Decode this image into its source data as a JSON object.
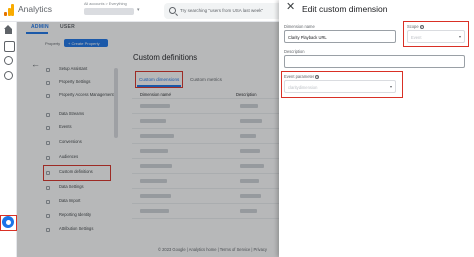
{
  "app": {
    "title": "Analytics",
    "account_crumb": "All accounts > Everything"
  },
  "search": {
    "placeholder": "Try searching \"users from USA last week\""
  },
  "admin": {
    "tabs": [
      {
        "label": "ADMIN"
      },
      {
        "label": "USER"
      }
    ],
    "property_label": "Property",
    "create_property_label": "+ Create Property",
    "menu": [
      {
        "label": "Setup Assistant"
      },
      {
        "label": "Property Settings"
      },
      {
        "label": "Property Access Management"
      },
      {
        "label": "Data Streams"
      },
      {
        "label": "Events"
      },
      {
        "label": "Conversions"
      },
      {
        "label": "Audiences"
      },
      {
        "label": "Custom definitions"
      },
      {
        "label": "Data Settings"
      },
      {
        "label": "Data Import"
      },
      {
        "label": "Reporting Identity"
      },
      {
        "label": "Attribution Settings"
      }
    ]
  },
  "content": {
    "title": "Custom definitions",
    "tabs": [
      {
        "label": "Custom dimensions"
      },
      {
        "label": "Custom metrics"
      }
    ],
    "columns": {
      "dimension_name": "Dimension name",
      "description": "Description"
    },
    "sort_glyph": "↓",
    "footer": "© 2023 Google | Analytics home | Terms of Service | Privacy"
  },
  "drawer": {
    "title": "Edit custom dimension",
    "close_glyph": "✕",
    "dimension_name": {
      "label": "Dimension name",
      "value": "Clarity Playback URL"
    },
    "scope": {
      "label": "Scope",
      "value": "Event"
    },
    "description": {
      "label": "Description"
    },
    "event_parameter": {
      "label": "Event parameter",
      "value": "claritydimension"
    }
  }
}
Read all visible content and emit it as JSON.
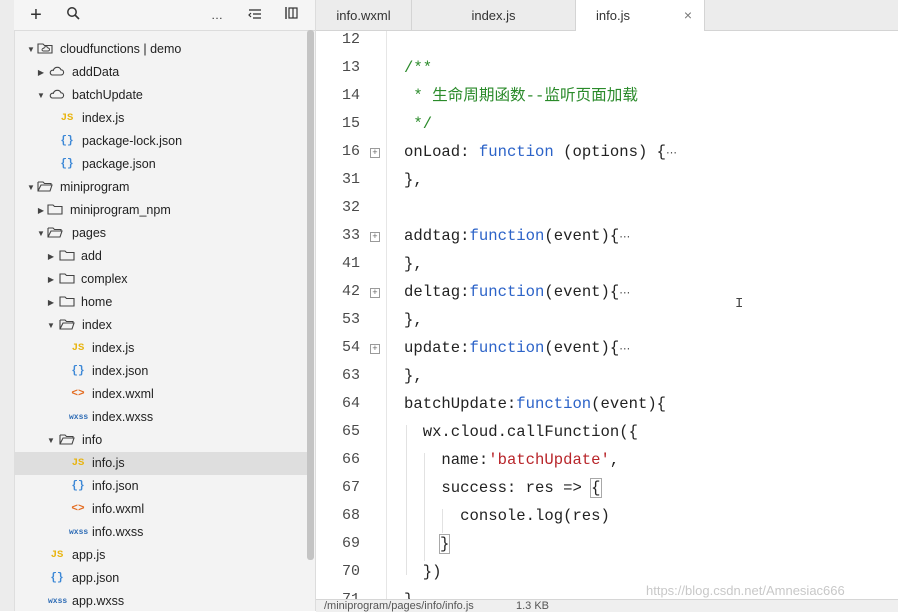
{
  "toolbar": {
    "add_icon": "+",
    "search_icon": "search-icon",
    "more_icon": "…",
    "collapse_icon": "collapse-icon",
    "split_icon": "split-icon"
  },
  "tree": {
    "items": [
      {
        "label": "cloudfunctions | demo",
        "icon": "cloud-folder",
        "arrow": "▼"
      },
      {
        "label": "addData",
        "icon": "cloud",
        "arrow": "▶"
      },
      {
        "label": "batchUpdate",
        "icon": "cloud",
        "arrow": "▼"
      },
      {
        "label": "index.js",
        "icon": "JS"
      },
      {
        "label": "package-lock.json",
        "icon": "{}"
      },
      {
        "label": "package.json",
        "icon": "{}"
      },
      {
        "label": "miniprogram",
        "icon": "folder-open",
        "arrow": "▼"
      },
      {
        "label": "miniprogram_npm",
        "icon": "folder",
        "arrow": "▶"
      },
      {
        "label": "pages",
        "icon": "folder-open",
        "arrow": "▼"
      },
      {
        "label": "add",
        "icon": "folder",
        "arrow": "▶"
      },
      {
        "label": "complex",
        "icon": "folder",
        "arrow": "▶"
      },
      {
        "label": "home",
        "icon": "folder",
        "arrow": "▶"
      },
      {
        "label": "index",
        "icon": "folder-open",
        "arrow": "▼"
      },
      {
        "label": "index.js",
        "icon": "JS"
      },
      {
        "label": "index.json",
        "icon": "{}"
      },
      {
        "label": "index.wxml",
        "icon": "<>"
      },
      {
        "label": "index.wxss",
        "icon": "wxss"
      },
      {
        "label": "info",
        "icon": "folder-open",
        "arrow": "▼"
      },
      {
        "label": "info.js",
        "icon": "JS"
      },
      {
        "label": "info.json",
        "icon": "{}"
      },
      {
        "label": "info.wxml",
        "icon": "<>"
      },
      {
        "label": "info.wxss",
        "icon": "wxss"
      },
      {
        "label": "app.js",
        "icon": "JS"
      },
      {
        "label": "app.json",
        "icon": "{}"
      },
      {
        "label": "app.wxss",
        "icon": "wxss"
      }
    ]
  },
  "tabs": [
    {
      "label": "info.wxml"
    },
    {
      "label": "index.js"
    },
    {
      "label": "info.js",
      "close": "×"
    }
  ],
  "gutter": {
    "line_numbers": [
      "12",
      "13",
      "14",
      "15",
      "16",
      "31",
      "32",
      "33",
      "41",
      "42",
      "53",
      "54",
      "63",
      "64",
      "65",
      "66",
      "67",
      "68",
      "69",
      "70",
      "71"
    ]
  },
  "code": {
    "l13": "/**",
    "l14": " * 生命周期函数--监听页面加载",
    "l15": " */",
    "l16_a": "onLoad: ",
    "l16_kw": "function",
    "l16_b": " (options) {",
    "l31": "},",
    "l33_a": "addtag:",
    "l33_kw": "function",
    "l33_b": "(event){",
    "l41": "},",
    "l42_a": "deltag:",
    "l42_kw": "function",
    "l42_b": "(event){",
    "l53": "},",
    "l54_a": "update:",
    "l54_kw": "function",
    "l54_b": "(event){",
    "l63": "},",
    "l64_a": "batchUpdate:",
    "l64_kw": "function",
    "l64_b": "(event){",
    "l65": "  wx.cloud.callFunction({",
    "l66_a": "    name:",
    "l66_str": "'batchUpdate'",
    "l66_b": ",",
    "l67_a": "    success: res => ",
    "l67_b": "{",
    "l68": "      console.log(res)",
    "l69": "}",
    "l70": "  })",
    "l71": "},",
    "ellipsis": "⋯"
  },
  "status": {
    "path": "/miniprogram/pages/info/info.js",
    "size": "1.3 KB"
  },
  "watermark": "https://blog.csdn.net/Amnesiac666"
}
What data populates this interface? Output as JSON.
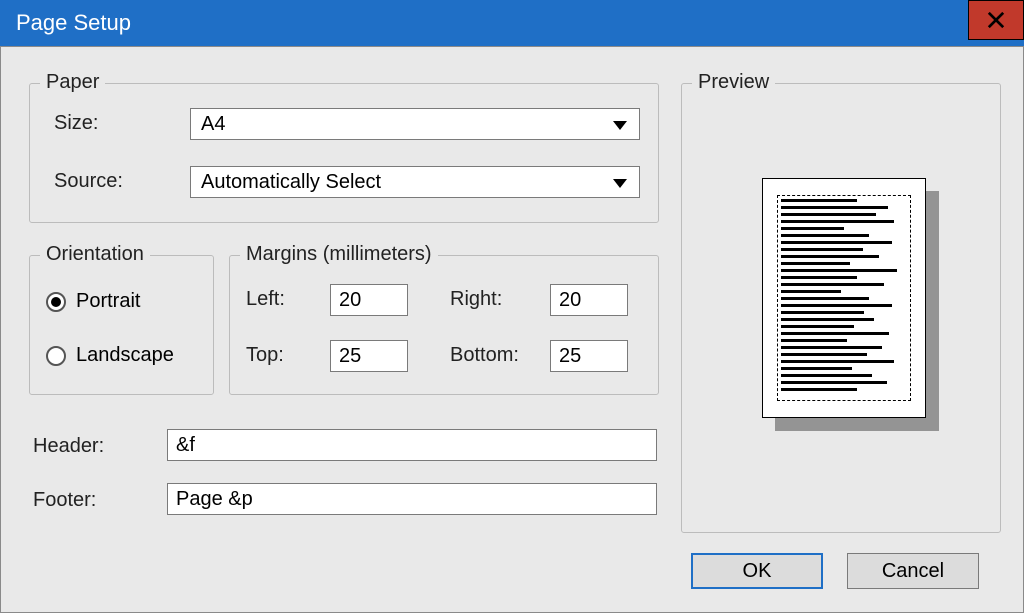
{
  "window": {
    "title": "Page Setup"
  },
  "paper": {
    "legend": "Paper",
    "size_label": "Size:",
    "size_value": "A4",
    "source_label": "Source:",
    "source_value": "Automatically Select"
  },
  "orientation": {
    "legend": "Orientation",
    "portrait_label": "Portrait",
    "landscape_label": "Landscape",
    "selected": "portrait"
  },
  "margins": {
    "legend": "Margins (millimeters)",
    "left_label": "Left:",
    "left_value": "20",
    "right_label": "Right:",
    "right_value": "20",
    "top_label": "Top:",
    "top_value": "25",
    "bottom_label": "Bottom:",
    "bottom_value": "25"
  },
  "header": {
    "label": "Header:",
    "value": "&f"
  },
  "footer": {
    "label": "Footer:",
    "value": "Page &p"
  },
  "preview": {
    "legend": "Preview"
  },
  "buttons": {
    "ok": "OK",
    "cancel": "Cancel"
  }
}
..........
Instruction:
Omit every image. Quote each record exactly.

Answer for this exercise:
Decode this image into its source data as a JSON object.
{
  "app": {
    "title": "Analytics",
    "account_crumb": "All accounts > Everything"
  },
  "search": {
    "placeholder": "Try searching \"users from USA last week\""
  },
  "admin": {
    "tabs": [
      {
        "label": "ADMIN"
      },
      {
        "label": "USER"
      }
    ],
    "property_label": "Property",
    "create_property_label": "+ Create Property",
    "menu": [
      {
        "label": "Setup Assistant"
      },
      {
        "label": "Property Settings"
      },
      {
        "label": "Property Access Management"
      },
      {
        "label": "Data Streams"
      },
      {
        "label": "Events"
      },
      {
        "label": "Conversions"
      },
      {
        "label": "Audiences"
      },
      {
        "label": "Custom definitions"
      },
      {
        "label": "Data Settings"
      },
      {
        "label": "Data Import"
      },
      {
        "label": "Reporting Identity"
      },
      {
        "label": "Attribution Settings"
      }
    ]
  },
  "content": {
    "title": "Custom definitions",
    "tabs": [
      {
        "label": "Custom dimensions"
      },
      {
        "label": "Custom metrics"
      }
    ],
    "columns": {
      "dimension_name": "Dimension name",
      "description": "Description"
    },
    "sort_glyph": "↓",
    "footer": "© 2023 Google | Analytics home | Terms of Service | Privacy"
  },
  "drawer": {
    "title": "Edit custom dimension",
    "close_glyph": "✕",
    "dimension_name": {
      "label": "Dimension name",
      "value": "Clarity Playback URL"
    },
    "scope": {
      "label": "Scope",
      "value": "Event"
    },
    "description": {
      "label": "Description"
    },
    "event_parameter": {
      "label": "Event parameter",
      "value": "claritydimension"
    }
  }
}
Read all visible content and emit it as JSON.
{
  "toolbar": {
    "add_icon": "+",
    "search_icon": "search-icon",
    "more_icon": "…",
    "collapse_icon": "collapse-icon",
    "split_icon": "split-icon"
  },
  "tree": {
    "items": [
      {
        "label": "cloudfunctions | demo",
        "icon": "cloud-folder",
        "arrow": "▼"
      },
      {
        "label": "addData",
        "icon": "cloud",
        "arrow": "▶"
      },
      {
        "label": "batchUpdate",
        "icon": "cloud",
        "arrow": "▼"
      },
      {
        "label": "index.js",
        "icon": "JS"
      },
      {
        "label": "package-lock.json",
        "icon": "{}"
      },
      {
        "label": "package.json",
        "icon": "{}"
      },
      {
        "label": "miniprogram",
        "icon": "folder-open",
        "arrow": "▼"
      },
      {
        "label": "miniprogram_npm",
        "icon": "folder",
        "arrow": "▶"
      },
      {
        "label": "pages",
        "icon": "folder-open",
        "arrow": "▼"
      },
      {
        "label": "add",
        "icon": "folder",
        "arrow": "▶"
      },
      {
        "label": "complex",
        "icon": "folder",
        "arrow": "▶"
      },
      {
        "label": "home",
        "icon": "folder",
        "arrow": "▶"
      },
      {
        "label": "index",
        "icon": "folder-open",
        "arrow": "▼"
      },
      {
        "label": "index.js",
        "icon": "JS"
      },
      {
        "label": "index.json",
        "icon": "{}"
      },
      {
        "label": "index.wxml",
        "icon": "<>"
      },
      {
        "label": "index.wxss",
        "icon": "wxss"
      },
      {
        "label": "info",
        "icon": "folder-open",
        "arrow": "▼"
      },
      {
        "label": "info.js",
        "icon": "JS"
      },
      {
        "label": "info.json",
        "icon": "{}"
      },
      {
        "label": "info.wxml",
        "icon": "<>"
      },
      {
        "label": "info.wxss",
        "icon": "wxss"
      },
      {
        "label": "app.js",
        "icon": "JS"
      },
      {
        "label": "app.json",
        "icon": "{}"
      },
      {
        "label": "app.wxss",
        "icon": "wxss"
      }
    ]
  },
  "tabs": [
    {
      "label": "info.wxml"
    },
    {
      "label": "index.js"
    },
    {
      "label": "info.js",
      "close": "×"
    }
  ],
  "gutter": {
    "line_numbers": [
      "12",
      "13",
      "14",
      "15",
      "16",
      "31",
      "32",
      "33",
      "41",
      "42",
      "53",
      "54",
      "63",
      "64",
      "65",
      "66",
      "67",
      "68",
      "69",
      "70",
      "71"
    ]
  },
  "code": {
    "l13": "/**",
    "l14": " * 生命周期函数--监听页面加载",
    "l15": " */",
    "l16_a": "onLoad: ",
    "l16_kw": "function",
    "l16_b": " (options) {",
    "l31": "},",
    "l33_a": "addtag:",
    "l33_kw": "function",
    "l33_b": "(event){",
    "l41": "},",
    "l42_a": "deltag:",
    "l42_kw": "function",
    "l42_b": "(event){",
    "l53": "},",
    "l54_a": "update:",
    "l54_kw": "function",
    "l54_b": "(event){",
    "l63": "},",
    "l64_a": "batchUpdate:",
    "l64_kw": "function",
    "l64_b": "(event){",
    "l65": "  wx.cloud.callFunction({",
    "l66_a": "    name:",
    "l66_str": "'batchUpdate'",
    "l66_b": ",",
    "l67_a": "    success: res => ",
    "l67_b": "{",
    "l68": "      console.log(res)",
    "l69": "}",
    "l70": "  })",
    "l71": "},",
    "ellipsis": "⋯"
  },
  "status": {
    "path": "/miniprogram/pages/info/info.js",
    "size": "1.3 KB"
  },
  "watermark": "https://blog.csdn.net/Amnesiac666"
}
What data populates this interface? Output as JSON.
{
  "window": {
    "title": "Page Setup"
  },
  "paper": {
    "legend": "Paper",
    "size_label": "Size:",
    "size_value": "A4",
    "source_label": "Source:",
    "source_value": "Automatically Select"
  },
  "orientation": {
    "legend": "Orientation",
    "portrait_label": "Portrait",
    "landscape_label": "Landscape",
    "selected": "portrait"
  },
  "margins": {
    "legend": "Margins (millimeters)",
    "left_label": "Left:",
    "left_value": "20",
    "right_label": "Right:",
    "right_value": "20",
    "top_label": "Top:",
    "top_value": "25",
    "bottom_label": "Bottom:",
    "bottom_value": "25"
  },
  "header": {
    "label": "Header:",
    "value": "&f"
  },
  "footer": {
    "label": "Footer:",
    "value": "Page &p"
  },
  "preview": {
    "legend": "Preview"
  },
  "buttons": {
    "ok": "OK",
    "cancel": "Cancel"
  }
}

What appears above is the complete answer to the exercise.